Rows from a dataset:

━━━━━━━━

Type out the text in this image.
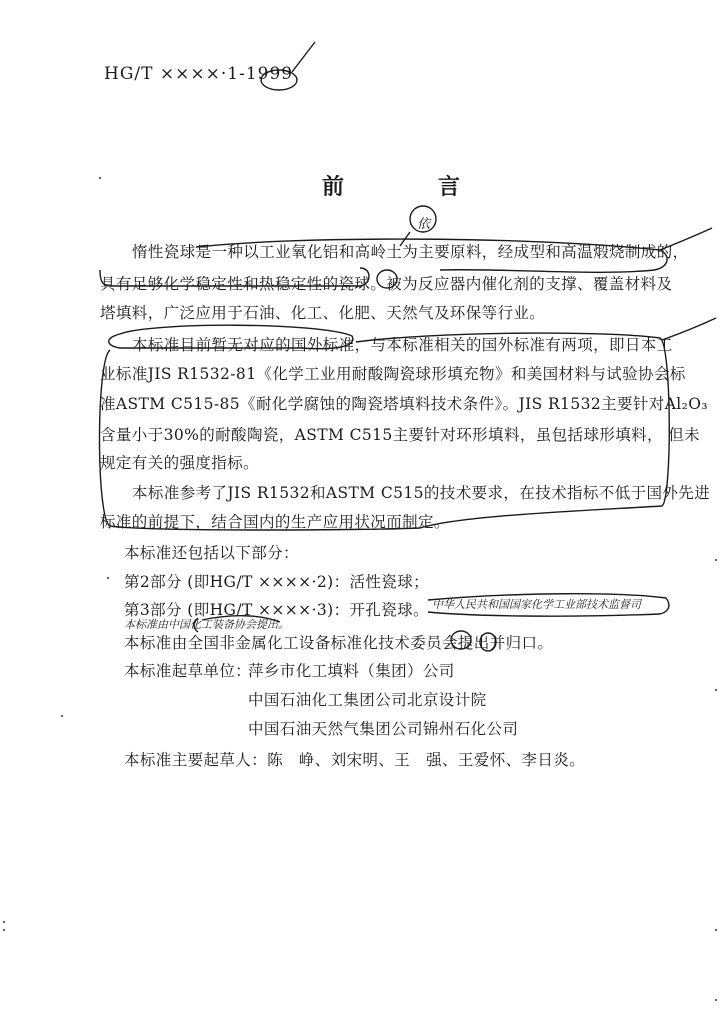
HG/T ××××·1-1999
前	言
惰性瓷球是一种以工业氧化铝和高岭土为主要原料，经成型和高温煅烧制成的，
具有足够化学稳定性和热稳定性的瓷球。被为反应器内催化剂的支撑、覆盖材料及
塔填料，广泛应用于石油、化工、化肥、天然气及环保等行业。
本标准目前暂无对应的国外标准，与本标准相关的国外标准有两项，即日本工
业标准JIS R1532-81《化学工业用耐酸陶瓷球形填充物》和美国材料与试验协会标
准ASTM C515-85《耐化学腐蚀的陶瓷塔填料技术条件》。JIS R1532主要针对Al₂O₃
含量小于30%的耐酸陶瓷，ASTM C515主要针对环形填料，虽包括球形填料， 但未
规定有关的强度指标。
本标准参考了JIS R1532和ASTM C515的技术要求，在技术指标不低于国外先进
标准的前提下，结合国内的生产应用状况而制定。
本标准还包括以下部分：
第2部分 (即HG/T ××××·2)：活性瓷球；
第3部分 (即HG/T ××××·3)：开孔瓷球。
本标准由中国化工装备协会提出。
中华人民共和国国家化学工业部技术监督司
本标准由全国非金属化工设备标准化技术委员会提出并归口。
本标准起草单位：
萍乡市化工填料（集团）公司
中国石油化工集团公司北京设计院
中国石油天然气集团公司锦州石化公司
本标准主要起草人：陈　峥、刘宋明、王　强、王爱怀、李日炎。
依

━━━━━━━━

Quote each record exactly as it stands, minus the pictures.

Solution for this task:
Type out the text in this image.
HG/T ××××·1-1999
前	言
惰性瓷球是一种以工业氧化铝和高岭土为主要原料，经成型和高温煅烧制成的，
具有足够化学稳定性和热稳定性的瓷球。被为反应器内催化剂的支撑、覆盖材料及
塔填料，广泛应用于石油、化工、化肥、天然气及环保等行业。
本标准目前暂无对应的国外标准，与本标准相关的国外标准有两项，即日本工
业标准JIS R1532-81《化学工业用耐酸陶瓷球形填充物》和美国材料与试验协会标
准ASTM C515-85《耐化学腐蚀的陶瓷塔填料技术条件》。JIS R1532主要针对Al₂O₃
含量小于30%的耐酸陶瓷，ASTM C515主要针对环形填料，虽包括球形填料， 但未
规定有关的强度指标。
本标准参考了JIS R1532和ASTM C515的技术要求，在技术指标不低于国外先进
标准的前提下，结合国内的生产应用状况而制定。
本标准还包括以下部分：
第2部分 (即HG/T ××××·2)：活性瓷球；
第3部分 (即HG/T ××××·3)：开孔瓷球。
本标准由中国化工装备协会提出。
中华人民共和国国家化学工业部技术监督司
本标准由全国非金属化工设备标准化技术委员会提出并归口。
本标准起草单位：
萍乡市化工填料（集团）公司
中国石油化工集团公司北京设计院
中国石油天然气集团公司锦州石化公司
本标准主要起草人：陈　峥、刘宋明、王　强、王爱怀、李日炎。
依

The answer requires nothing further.